# EXTRACTED MATERIAL start
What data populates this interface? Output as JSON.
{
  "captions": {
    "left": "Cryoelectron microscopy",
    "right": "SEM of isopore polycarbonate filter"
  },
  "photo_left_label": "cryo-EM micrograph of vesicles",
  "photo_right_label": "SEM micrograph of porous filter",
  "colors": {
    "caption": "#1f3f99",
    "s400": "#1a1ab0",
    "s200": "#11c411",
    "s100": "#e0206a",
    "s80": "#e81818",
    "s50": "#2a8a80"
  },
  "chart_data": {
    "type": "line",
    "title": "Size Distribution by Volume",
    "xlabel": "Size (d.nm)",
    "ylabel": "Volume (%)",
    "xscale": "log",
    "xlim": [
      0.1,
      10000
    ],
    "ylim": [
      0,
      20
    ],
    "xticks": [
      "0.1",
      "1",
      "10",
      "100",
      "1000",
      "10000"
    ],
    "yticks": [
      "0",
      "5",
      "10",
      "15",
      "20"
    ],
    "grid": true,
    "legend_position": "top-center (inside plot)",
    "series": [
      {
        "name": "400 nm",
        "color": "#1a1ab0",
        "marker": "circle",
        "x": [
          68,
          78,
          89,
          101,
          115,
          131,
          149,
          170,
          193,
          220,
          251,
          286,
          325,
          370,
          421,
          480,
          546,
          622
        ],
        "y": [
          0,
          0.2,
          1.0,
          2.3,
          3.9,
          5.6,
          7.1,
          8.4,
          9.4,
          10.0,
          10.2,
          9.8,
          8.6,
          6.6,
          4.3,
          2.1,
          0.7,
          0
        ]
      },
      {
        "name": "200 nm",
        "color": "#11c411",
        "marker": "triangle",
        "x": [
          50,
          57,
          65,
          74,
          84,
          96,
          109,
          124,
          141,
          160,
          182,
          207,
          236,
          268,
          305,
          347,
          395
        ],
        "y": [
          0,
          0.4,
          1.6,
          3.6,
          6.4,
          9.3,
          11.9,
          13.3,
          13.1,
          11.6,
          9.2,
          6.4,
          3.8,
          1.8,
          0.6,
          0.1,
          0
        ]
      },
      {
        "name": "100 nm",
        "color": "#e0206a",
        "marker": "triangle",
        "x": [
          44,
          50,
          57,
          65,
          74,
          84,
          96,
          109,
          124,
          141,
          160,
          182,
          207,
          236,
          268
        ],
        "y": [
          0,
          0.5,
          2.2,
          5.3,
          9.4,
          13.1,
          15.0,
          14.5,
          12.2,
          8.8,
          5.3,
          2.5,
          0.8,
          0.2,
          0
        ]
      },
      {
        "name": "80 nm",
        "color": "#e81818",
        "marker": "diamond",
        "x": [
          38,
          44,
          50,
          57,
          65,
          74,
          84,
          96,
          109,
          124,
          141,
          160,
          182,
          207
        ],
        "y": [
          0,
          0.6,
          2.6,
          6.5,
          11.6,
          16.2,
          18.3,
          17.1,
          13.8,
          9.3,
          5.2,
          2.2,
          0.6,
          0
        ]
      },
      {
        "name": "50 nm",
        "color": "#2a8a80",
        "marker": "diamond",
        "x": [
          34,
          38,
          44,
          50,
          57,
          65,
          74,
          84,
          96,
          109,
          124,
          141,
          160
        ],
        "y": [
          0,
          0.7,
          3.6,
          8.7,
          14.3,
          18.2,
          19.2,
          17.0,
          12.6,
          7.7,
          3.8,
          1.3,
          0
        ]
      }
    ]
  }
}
# EXTRACTED MATERIAL end
# EXTRACTED MATERIAL start
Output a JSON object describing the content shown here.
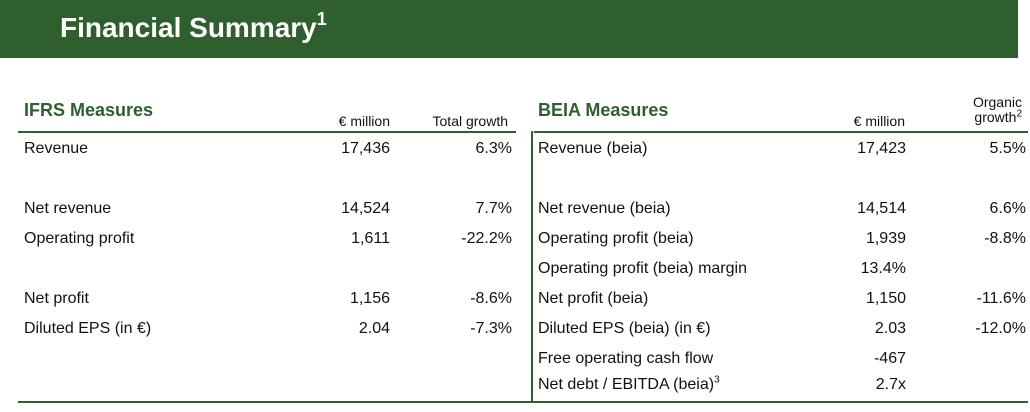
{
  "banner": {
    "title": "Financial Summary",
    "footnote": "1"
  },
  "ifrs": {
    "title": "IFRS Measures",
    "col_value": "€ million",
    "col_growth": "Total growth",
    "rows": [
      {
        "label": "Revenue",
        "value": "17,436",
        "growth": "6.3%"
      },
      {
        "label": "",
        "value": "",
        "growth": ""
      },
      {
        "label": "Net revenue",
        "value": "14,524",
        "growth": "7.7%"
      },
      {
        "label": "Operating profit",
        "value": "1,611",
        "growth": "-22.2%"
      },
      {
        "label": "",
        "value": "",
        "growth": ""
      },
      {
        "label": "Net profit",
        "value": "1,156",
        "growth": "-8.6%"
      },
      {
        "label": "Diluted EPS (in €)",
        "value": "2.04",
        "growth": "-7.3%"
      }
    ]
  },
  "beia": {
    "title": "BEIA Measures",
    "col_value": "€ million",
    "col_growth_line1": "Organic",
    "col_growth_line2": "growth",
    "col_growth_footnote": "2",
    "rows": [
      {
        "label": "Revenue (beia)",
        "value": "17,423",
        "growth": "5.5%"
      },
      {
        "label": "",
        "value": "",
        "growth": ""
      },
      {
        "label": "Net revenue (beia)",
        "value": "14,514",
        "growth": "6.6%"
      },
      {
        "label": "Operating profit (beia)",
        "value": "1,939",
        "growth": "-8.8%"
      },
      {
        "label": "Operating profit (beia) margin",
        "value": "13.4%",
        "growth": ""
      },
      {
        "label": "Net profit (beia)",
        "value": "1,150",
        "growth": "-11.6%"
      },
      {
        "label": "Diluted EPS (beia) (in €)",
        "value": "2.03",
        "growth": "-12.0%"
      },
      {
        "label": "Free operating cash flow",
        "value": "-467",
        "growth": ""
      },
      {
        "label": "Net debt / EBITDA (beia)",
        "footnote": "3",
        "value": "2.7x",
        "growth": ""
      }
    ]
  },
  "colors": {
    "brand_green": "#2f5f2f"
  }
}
# EXTRACTED MATERIAL end
» WHAT YOU ARE ASKED TO DO: Look through the entries above and report each line where the string "Measures" occurs.

» RESPONSE TO THE EXERCISE:
    "title": "IFRS Measures",
    "title": "BEIA Measures",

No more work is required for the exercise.